Task objective >> Show all lines holding "Enumerate".

Dataset excerpt >>
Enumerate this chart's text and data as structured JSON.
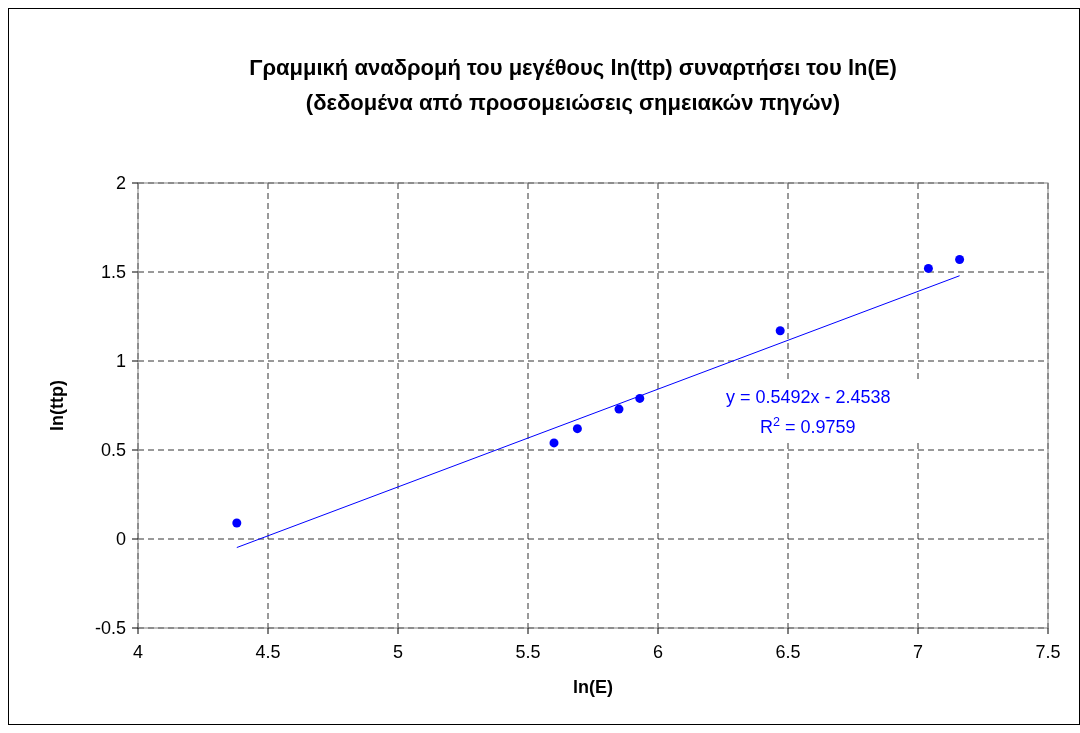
{
  "chart_data": {
    "type": "scatter",
    "title": "Γραμμική αναδρομή του μεγέθους ln(ttp) συναρτήσει του ln(E)\n(δεδομένα από προσομειώσεις σημειακών πηγών)",
    "xlabel": "ln(E)",
    "ylabel": "ln(ttp)",
    "series": [
      {
        "color": "#0000ff",
        "marker": "circle",
        "x": [
          4.38,
          5.6,
          5.69,
          5.85,
          5.93,
          6.47,
          7.04,
          7.16
        ],
        "values": [
          0.09,
          0.54,
          0.62,
          0.73,
          0.79,
          1.17,
          1.52,
          1.57
        ]
      },
      {
        "type": "line",
        "color": "#0000ff",
        "marker": "none",
        "x": [
          4.38,
          7.16
        ],
        "values": [
          -0.048,
          1.479
        ]
      }
    ],
    "annotations": [
      "y = 0.5492x - 2.4538",
      "R$^{2}$ = 0.9759"
    ],
    "xlim": [
      4,
      7.5
    ],
    "xticks": [
      4,
      4.5,
      5,
      5.5,
      6,
      6.5,
      7,
      7.5
    ],
    "ylim": [
      -0.5,
      2
    ],
    "yticks": [
      -0.5,
      0,
      0.5,
      1,
      1.5,
      2
    ],
    "grid": true
  }
}
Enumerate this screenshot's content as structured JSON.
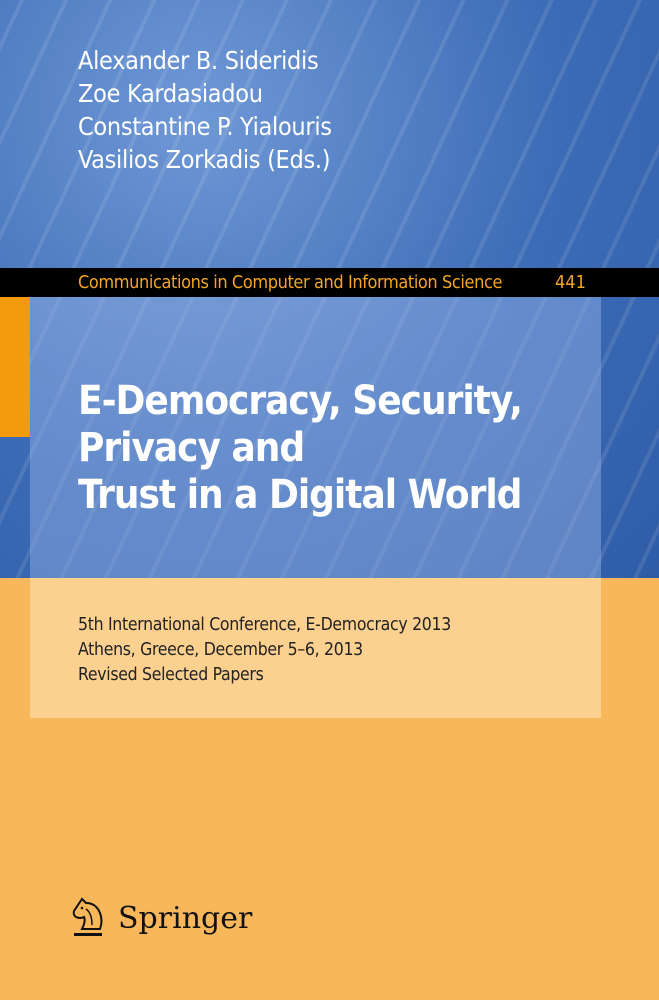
{
  "authors": [
    "Alexander B. Sideridis",
    "Zoe Kardasiadou",
    "Constantine P. Yialouris",
    "Vasilios Zorkadis (Eds.)"
  ],
  "series": {
    "name": "Communications in Computer and Information Science",
    "volume": "441"
  },
  "title": [
    "E-Democracy, Security,",
    "Privacy and",
    "Trust in a Digital World"
  ],
  "subtitle": [
    "5th International Conference, E-Democracy 2013",
    "Athens, Greece, December 5–6, 2013",
    "Revised Selected Papers"
  ],
  "publisher": {
    "name": "Springer",
    "icon": "knight-horse-icon"
  },
  "colors": {
    "blue": "#3d6cb6",
    "orange": "#f9b75c",
    "series_text": "#f4a521",
    "tab": "#f39a0f"
  }
}
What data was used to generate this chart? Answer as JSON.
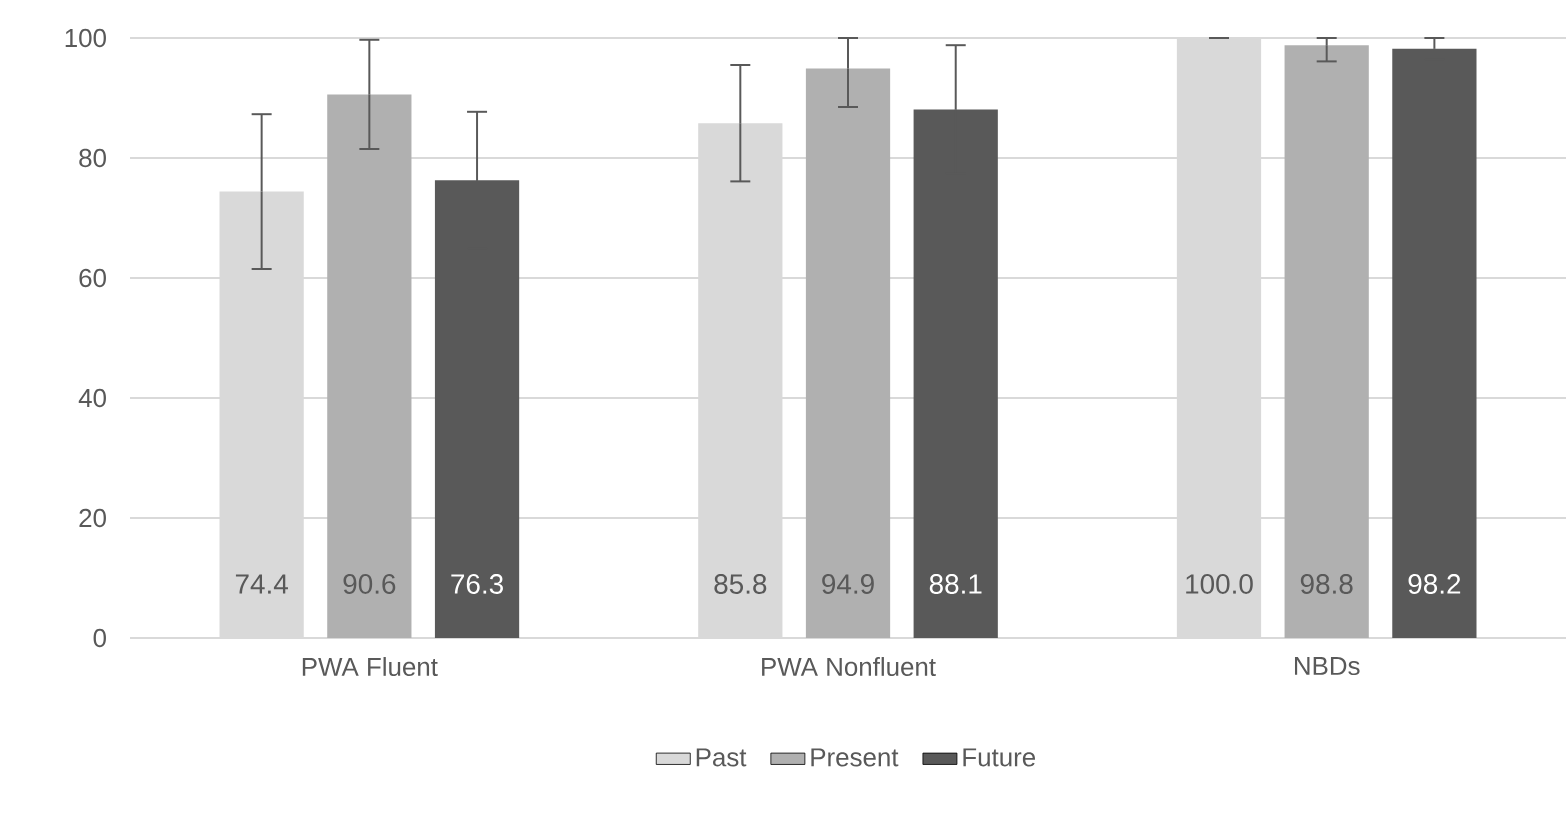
{
  "chart_data": {
    "type": "bar",
    "categories": [
      "PWA Fluent",
      "PWA Nonfluent",
      "NBDs"
    ],
    "series": [
      {
        "name": "Past",
        "color": "#d9d9d9",
        "values": [
          74.4,
          85.8,
          100.0
        ],
        "value_labels": [
          "74.4",
          "85.8",
          "100.0"
        ],
        "errors": [
          12.9,
          9.7,
          0
        ]
      },
      {
        "name": "Present",
        "color": "#b0b0b0",
        "values": [
          90.6,
          94.9,
          98.8
        ],
        "value_labels": [
          "90.6",
          "94.9",
          "98.8"
        ],
        "errors": [
          9.1,
          [
            88.5,
            100
          ],
          [
            96.1,
            100
          ]
        ]
      },
      {
        "name": "Future",
        "color": "#595959",
        "values": [
          76.3,
          88.1,
          98.2
        ],
        "value_labels": [
          "76.3",
          "88.1",
          "98.2"
        ],
        "errors": [
          11.4,
          10.7,
          1.8
        ]
      }
    ],
    "ylim": [
      0,
      100
    ],
    "yticks": [
      0,
      20,
      40,
      60,
      80,
      100
    ],
    "grid": "y",
    "legend": "bottom"
  }
}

Output of the task >>
Enumerate this chart's text and data as structured JSON.
Enumerate this screenshot's content as structured JSON.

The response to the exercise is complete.